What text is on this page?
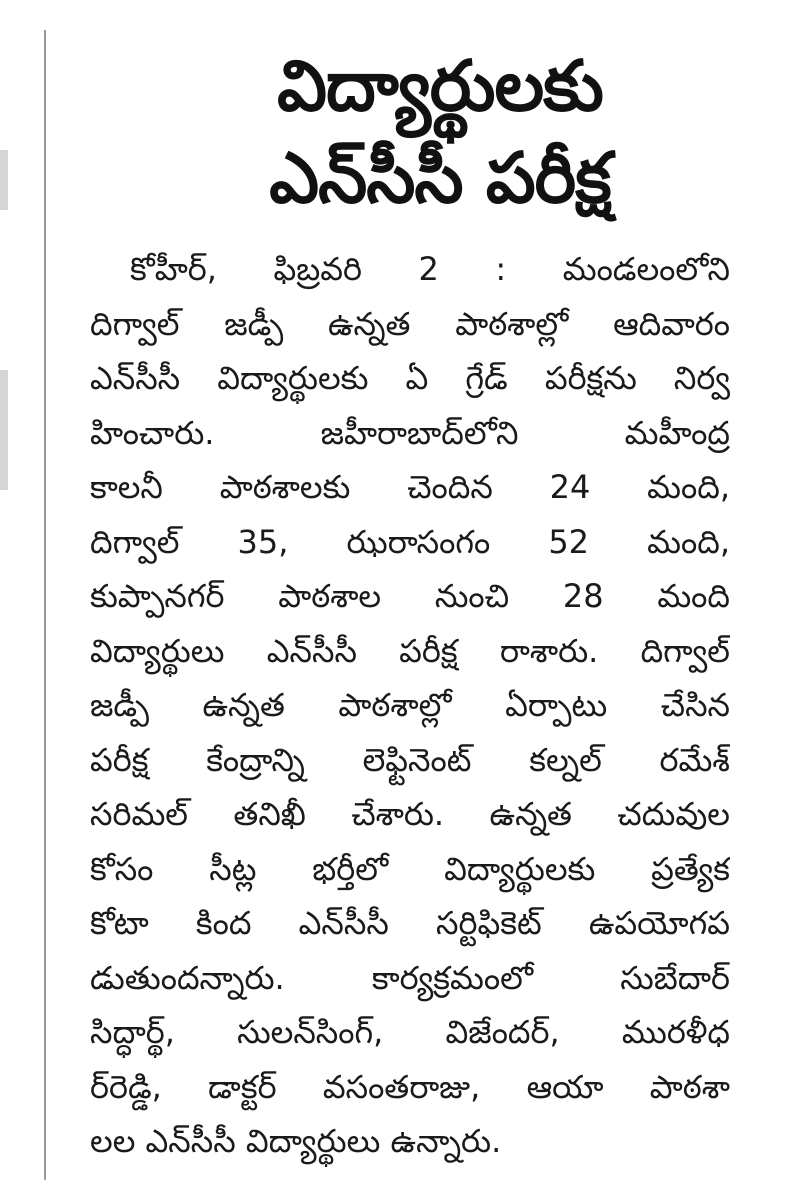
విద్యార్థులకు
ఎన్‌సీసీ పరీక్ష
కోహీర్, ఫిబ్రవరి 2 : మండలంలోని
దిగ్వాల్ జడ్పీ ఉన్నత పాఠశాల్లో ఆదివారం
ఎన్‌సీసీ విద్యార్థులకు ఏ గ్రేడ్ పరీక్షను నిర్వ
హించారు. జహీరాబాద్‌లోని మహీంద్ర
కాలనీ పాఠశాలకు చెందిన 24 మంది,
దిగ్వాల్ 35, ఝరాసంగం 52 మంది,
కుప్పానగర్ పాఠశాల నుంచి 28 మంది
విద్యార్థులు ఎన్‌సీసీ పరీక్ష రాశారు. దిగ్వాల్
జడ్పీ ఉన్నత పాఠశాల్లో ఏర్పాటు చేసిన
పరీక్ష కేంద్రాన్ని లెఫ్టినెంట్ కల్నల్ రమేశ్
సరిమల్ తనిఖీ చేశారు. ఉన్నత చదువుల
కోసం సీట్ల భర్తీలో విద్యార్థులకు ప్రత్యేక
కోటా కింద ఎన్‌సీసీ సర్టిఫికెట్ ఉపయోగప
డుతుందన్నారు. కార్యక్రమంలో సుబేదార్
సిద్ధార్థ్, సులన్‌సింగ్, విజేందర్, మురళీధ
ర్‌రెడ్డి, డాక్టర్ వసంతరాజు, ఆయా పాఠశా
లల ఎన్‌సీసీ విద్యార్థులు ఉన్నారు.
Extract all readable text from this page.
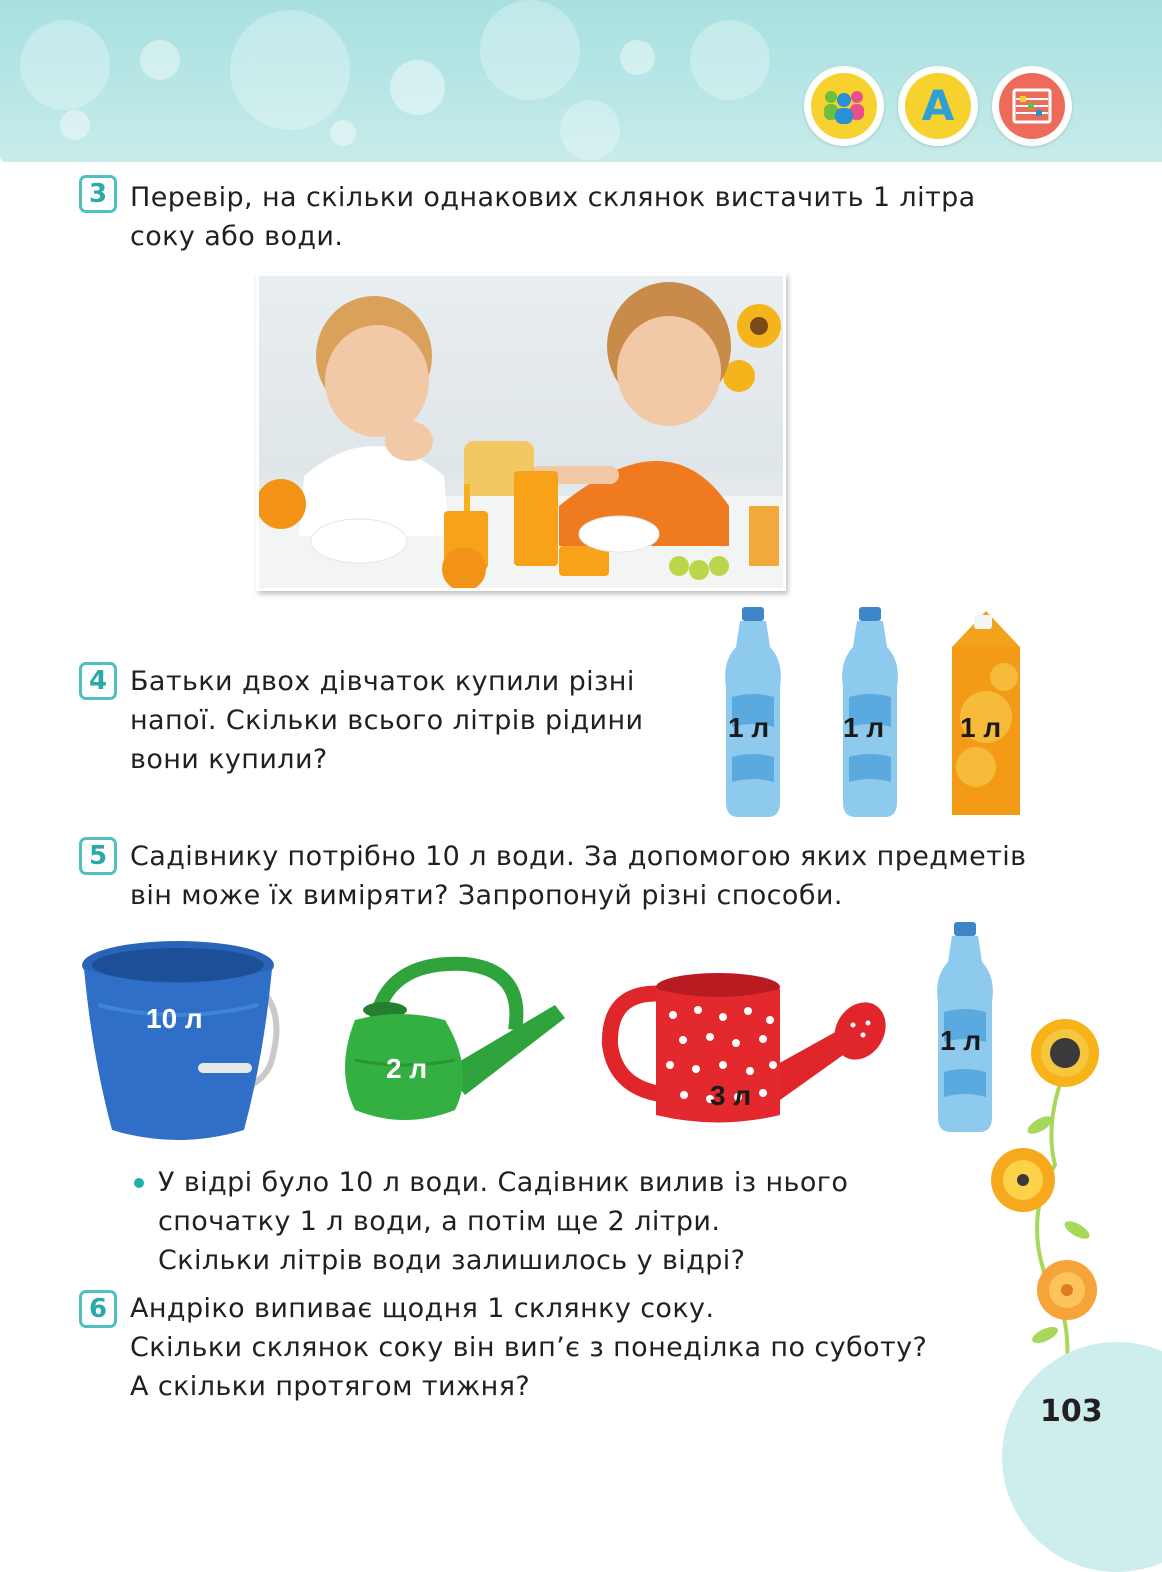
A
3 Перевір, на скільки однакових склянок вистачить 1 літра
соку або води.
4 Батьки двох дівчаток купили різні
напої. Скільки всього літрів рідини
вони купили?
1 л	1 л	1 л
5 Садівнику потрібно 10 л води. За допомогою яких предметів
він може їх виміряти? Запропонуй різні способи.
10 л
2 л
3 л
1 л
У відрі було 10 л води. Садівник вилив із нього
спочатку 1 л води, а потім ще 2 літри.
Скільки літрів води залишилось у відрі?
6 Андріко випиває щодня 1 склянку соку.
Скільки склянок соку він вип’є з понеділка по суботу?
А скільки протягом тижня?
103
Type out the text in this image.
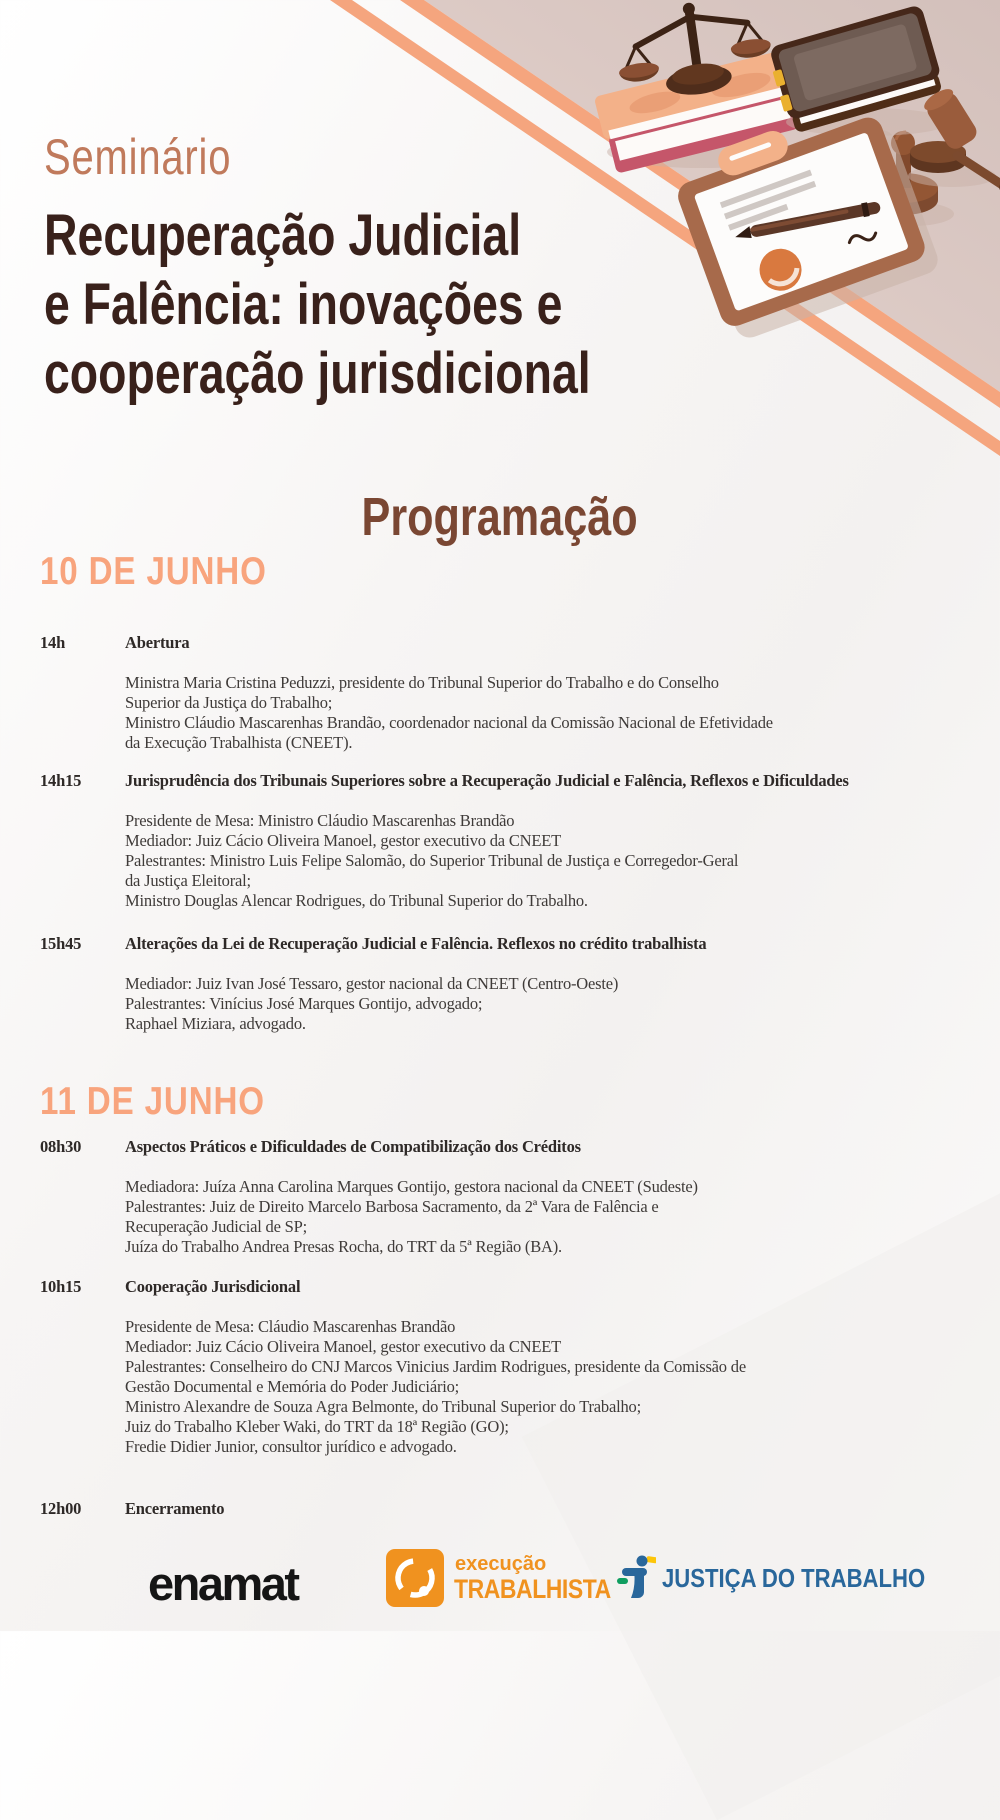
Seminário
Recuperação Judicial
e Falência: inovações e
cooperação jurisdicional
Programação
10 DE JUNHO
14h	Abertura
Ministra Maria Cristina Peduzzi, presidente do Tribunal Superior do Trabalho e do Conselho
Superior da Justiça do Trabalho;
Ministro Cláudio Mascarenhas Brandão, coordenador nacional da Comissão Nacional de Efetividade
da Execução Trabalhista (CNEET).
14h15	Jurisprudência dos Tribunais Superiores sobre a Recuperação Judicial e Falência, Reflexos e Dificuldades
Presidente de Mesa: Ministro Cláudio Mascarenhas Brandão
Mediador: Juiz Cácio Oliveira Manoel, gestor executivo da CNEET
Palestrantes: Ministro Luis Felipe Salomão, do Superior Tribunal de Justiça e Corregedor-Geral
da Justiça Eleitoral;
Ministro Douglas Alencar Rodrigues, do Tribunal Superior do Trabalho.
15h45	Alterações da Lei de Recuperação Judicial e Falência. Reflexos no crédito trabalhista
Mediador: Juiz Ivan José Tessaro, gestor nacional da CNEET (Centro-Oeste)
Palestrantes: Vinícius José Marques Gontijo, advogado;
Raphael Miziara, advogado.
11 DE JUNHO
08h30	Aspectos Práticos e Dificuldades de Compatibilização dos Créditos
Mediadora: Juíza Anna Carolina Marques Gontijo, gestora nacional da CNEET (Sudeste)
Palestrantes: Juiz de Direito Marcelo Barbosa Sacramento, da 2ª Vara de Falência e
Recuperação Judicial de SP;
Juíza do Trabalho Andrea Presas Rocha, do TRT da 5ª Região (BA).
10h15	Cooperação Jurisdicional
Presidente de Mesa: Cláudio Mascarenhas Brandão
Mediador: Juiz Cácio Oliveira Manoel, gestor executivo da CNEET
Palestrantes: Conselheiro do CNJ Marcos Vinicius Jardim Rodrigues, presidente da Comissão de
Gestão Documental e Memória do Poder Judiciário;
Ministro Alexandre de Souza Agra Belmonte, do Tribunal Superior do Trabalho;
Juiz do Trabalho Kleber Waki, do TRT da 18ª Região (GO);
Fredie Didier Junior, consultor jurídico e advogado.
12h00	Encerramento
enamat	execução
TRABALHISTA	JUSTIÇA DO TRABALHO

§

> Problem statement:
Exclude every picture and copy the remaining data exactly.

> Answer to this task:
What text is on this page?
విద్యార్థులకు
ఎన్‌సీసీ పరీక్ష
కోహీర్, ఫిబ్రవరి 2 : మండలంలోని
దిగ్వాల్ జడ్పీ ఉన్నత పాఠశాల్లో ఆదివారం
ఎన్‌సీసీ విద్యార్థులకు ఏ గ్రేడ్ పరీక్షను నిర్వ
హించారు. జహీరాబాద్‌లోని మహీంద్ర
కాలనీ పాఠశాలకు చెందిన 24 మంది,
దిగ్వాల్ 35, ఝరాసంగం 52 మంది,
కుప్పానగర్ పాఠశాల నుంచి 28 మంది
విద్యార్థులు ఎన్‌సీసీ పరీక్ష రాశారు. దిగ్వాల్
జడ్పీ ఉన్నత పాఠశాల్లో ఏర్పాటు చేసిన
పరీక్ష కేంద్రాన్ని లెఫ్టినెంట్ కల్నల్ రమేశ్
సరిమల్ తనిఖీ చేశారు. ఉన్నత చదువుల
కోసం సీట్ల భర్తీలో విద్యార్థులకు ప్రత్యేక
కోటా కింద ఎన్‌సీసీ సర్టిఫికెట్ ఉపయోగప
డుతుందన్నారు. కార్యక్రమంలో సుబేదార్
సిద్ధార్థ్, సులన్‌సింగ్, విజేందర్, మురళీధ
ర్‌రెడ్డి, డాక్టర్ వసంతరాజు, ఆయా పాఠశా
లల ఎన్‌సీసీ విద్యార్థులు ఉన్నారు.
Extract all readable text from this page.
A
3 Перевір, на скільки однакових склянок вистачить 1 літра
соку або води.
4 Батьки двох дівчаток купили різні
напої. Скільки всього літрів рідини
вони купили?
1 л	1 л	1 л
5 Садівнику потрібно 10 л води. За допомогою яких предметів
він може їх виміряти? Запропонуй різні способи.
10 л
2 л
3 л
1 л
У відрі було 10 л води. Садівник вилив із нього
спочатку 1 л води, а потім ще 2 літри.
Скільки літрів води залишилось у відрі?
6 Андріко випиває щодня 1 склянку соку.
Скільки склянок соку він вип’є з понеділка по суботу?
А скільки протягом тижня?
103
Type out the text in this image.
Seminário
Recuperação Judicial
e Falência: inovações e
cooperação jurisdicional
Programação
10 DE JUNHO
14h	Abertura
Ministra Maria Cristina Peduzzi, presidente do Tribunal Superior do Trabalho e do Conselho
Superior da Justiça do Trabalho;
Ministro Cláudio Mascarenhas Brandão, coordenador nacional da Comissão Nacional de Efetividade
da Execução Trabalhista (CNEET).
14h15	Jurisprudência dos Tribunais Superiores sobre a Recuperação Judicial e Falência, Reflexos e Dificuldades
Presidente de Mesa: Ministro Cláudio Mascarenhas Brandão
Mediador: Juiz Cácio Oliveira Manoel, gestor executivo da CNEET
Palestrantes: Ministro Luis Felipe Salomão, do Superior Tribunal de Justiça e Corregedor-Geral
da Justiça Eleitoral;
Ministro Douglas Alencar Rodrigues, do Tribunal Superior do Trabalho.
15h45	Alterações da Lei de Recuperação Judicial e Falência. Reflexos no crédito trabalhista
Mediador: Juiz Ivan José Tessaro, gestor nacional da CNEET (Centro-Oeste)
Palestrantes: Vinícius José Marques Gontijo, advogado;
Raphael Miziara, advogado.
11 DE JUNHO
08h30	Aspectos Práticos e Dificuldades de Compatibilização dos Créditos
Mediadora: Juíza Anna Carolina Marques Gontijo, gestora nacional da CNEET (Sudeste)
Palestrantes: Juiz de Direito Marcelo Barbosa Sacramento, da 2ª Vara de Falência e
Recuperação Judicial de SP;
Juíza do Trabalho Andrea Presas Rocha, do TRT da 5ª Região (BA).
10h15	Cooperação Jurisdicional
Presidente de Mesa: Cláudio Mascarenhas Brandão
Mediador: Juiz Cácio Oliveira Manoel, gestor executivo da CNEET
Palestrantes: Conselheiro do CNJ Marcos Vinicius Jardim Rodrigues, presidente da Comissão de
Gestão Documental e Memória do Poder Judiciário;
Ministro Alexandre de Souza Agra Belmonte, do Tribunal Superior do Trabalho;
Juiz do Trabalho Kleber Waki, do TRT da 18ª Região (GO);
Fredie Didier Junior, consultor jurídico e advogado.
12h00	Encerramento
enamat	execução
TRABALHISTA	JUSTIÇA DO TRABALHO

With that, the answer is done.